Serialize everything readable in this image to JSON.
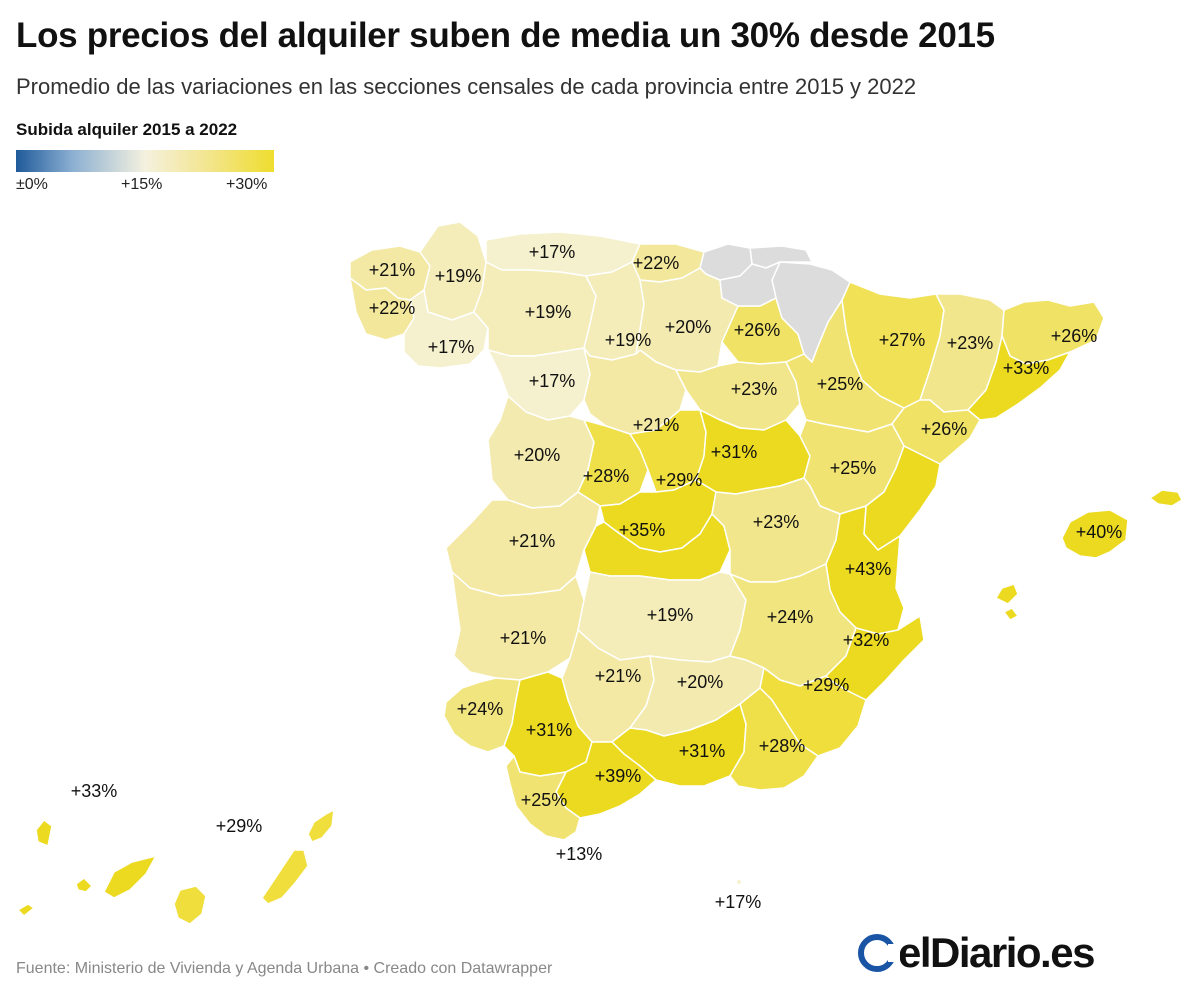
{
  "header": {
    "title": "Los precios del alquiler suben de media un 30% desde 2015",
    "subtitle": "Promedio de las variaciones en las secciones censales de cada provincia entre 2015 y 2022"
  },
  "legend": {
    "title": "Subida alquiler 2015 a 2022",
    "ticks": [
      "±0%",
      "+15%",
      "+30%"
    ],
    "colors": [
      "#1f5a9a",
      "#f4f1df",
      "#eedd2e"
    ]
  },
  "colors": {
    "no_data": "#dcdcdc",
    "border": "#ffffff"
  },
  "regions": [
    {
      "name": "A Coruña",
      "label": "+21%",
      "value": 21
    },
    {
      "name": "Lugo",
      "label": "+19%",
      "value": 19
    },
    {
      "name": "Pontevedra",
      "label": "+22%",
      "value": 22
    },
    {
      "name": "Ourense",
      "label": "+17%",
      "value": 17
    },
    {
      "name": "Asturias",
      "label": "+17%",
      "value": 17
    },
    {
      "name": "Cantabria",
      "label": "+22%",
      "value": 22
    },
    {
      "name": "León",
      "label": "+19%",
      "value": 19
    },
    {
      "name": "Zamora",
      "label": "+17%",
      "value": 17
    },
    {
      "name": "Palencia",
      "label": "+19%",
      "value": 19
    },
    {
      "name": "Burgos",
      "label": "+20%",
      "value": 20
    },
    {
      "name": "La Rioja",
      "label": "+26%",
      "value": 26
    },
    {
      "name": "Huesca",
      "label": "+27%",
      "value": 27
    },
    {
      "name": "Lleida",
      "label": "+23%",
      "value": 23
    },
    {
      "name": "Girona",
      "label": "+26%",
      "value": 26
    },
    {
      "name": "Barcelona",
      "label": "+33%",
      "value": 33
    },
    {
      "name": "Valladolid",
      "label": "+21%",
      "value": 21
    },
    {
      "name": "Soria",
      "label": "+23%",
      "value": 23
    },
    {
      "name": "Zaragoza",
      "label": "+25%",
      "value": 25
    },
    {
      "name": "Tarragona",
      "label": "+26%",
      "value": 26
    },
    {
      "name": "Salamanca",
      "label": "+20%",
      "value": 20
    },
    {
      "name": "Ávila",
      "label": "+28%",
      "value": 28
    },
    {
      "name": "Segovia",
      "label": "+29%",
      "value": 29
    },
    {
      "name": "Guadalajara",
      "label": "+31%",
      "value": 31
    },
    {
      "name": "Teruel",
      "label": "+25%",
      "value": 25
    },
    {
      "name": "Castellón",
      "label": "",
      "value": 34
    },
    {
      "name": "Cáceres",
      "label": "+21%",
      "value": 21
    },
    {
      "name": "Madrid",
      "label": "+35%",
      "value": 35
    },
    {
      "name": "Toledo",
      "label": "",
      "value": 33
    },
    {
      "name": "Cuenca",
      "label": "+23%",
      "value": 23
    },
    {
      "name": "Valencia",
      "label": "+43%",
      "value": 43
    },
    {
      "name": "Badajoz",
      "label": "+21%",
      "value": 21
    },
    {
      "name": "Ciudad Real",
      "label": "+19%",
      "value": 19
    },
    {
      "name": "Albacete",
      "label": "+24%",
      "value": 24
    },
    {
      "name": "Alicante",
      "label": "+32%",
      "value": 32
    },
    {
      "name": "Córdoba",
      "label": "+21%",
      "value": 21
    },
    {
      "name": "Jaén",
      "label": "+20%",
      "value": 20
    },
    {
      "name": "Murcia",
      "label": "+29%",
      "value": 29
    },
    {
      "name": "Huelva",
      "label": "+24%",
      "value": 24
    },
    {
      "name": "Sevilla",
      "label": "+31%",
      "value": 31
    },
    {
      "name": "Granada",
      "label": "+31%",
      "value": 31
    },
    {
      "name": "Almería",
      "label": "+28%",
      "value": 28
    },
    {
      "name": "Málaga",
      "label": "+39%",
      "value": 39
    },
    {
      "name": "Cádiz",
      "label": "+25%",
      "value": 25
    },
    {
      "name": "Ceuta",
      "label": "+13%",
      "value": 13
    },
    {
      "name": "Melilla",
      "label": "+17%",
      "value": 17
    },
    {
      "name": "Baleares",
      "label": "+40%",
      "value": 40
    },
    {
      "name": "Santa Cruz de Tenerife",
      "label": "+33%",
      "value": 33
    },
    {
      "name": "Las Palmas",
      "label": "+29%",
      "value": 29
    },
    {
      "name": "Navarra",
      "label": "",
      "value": null
    },
    {
      "name": "Gipuzkoa",
      "label": "",
      "value": null
    },
    {
      "name": "Bizkaia",
      "label": "",
      "value": null
    },
    {
      "name": "Araba",
      "label": "",
      "value": null
    }
  ],
  "footer": {
    "source": "Fuente: Ministerio de Vivienda y Agenda Urbana • Creado con Datawrapper",
    "logo": "elDiario.es"
  }
}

○ ○ ○ ○ ○ ○ ○

Problem to work on: Locate the lines above that hold the word "alquiler". Show every one of them.

Written answer:
    "title": "Los precios del alquiler suben de media un 30% desde 2015",
    "title": "Subida alquiler 2015 a 2022",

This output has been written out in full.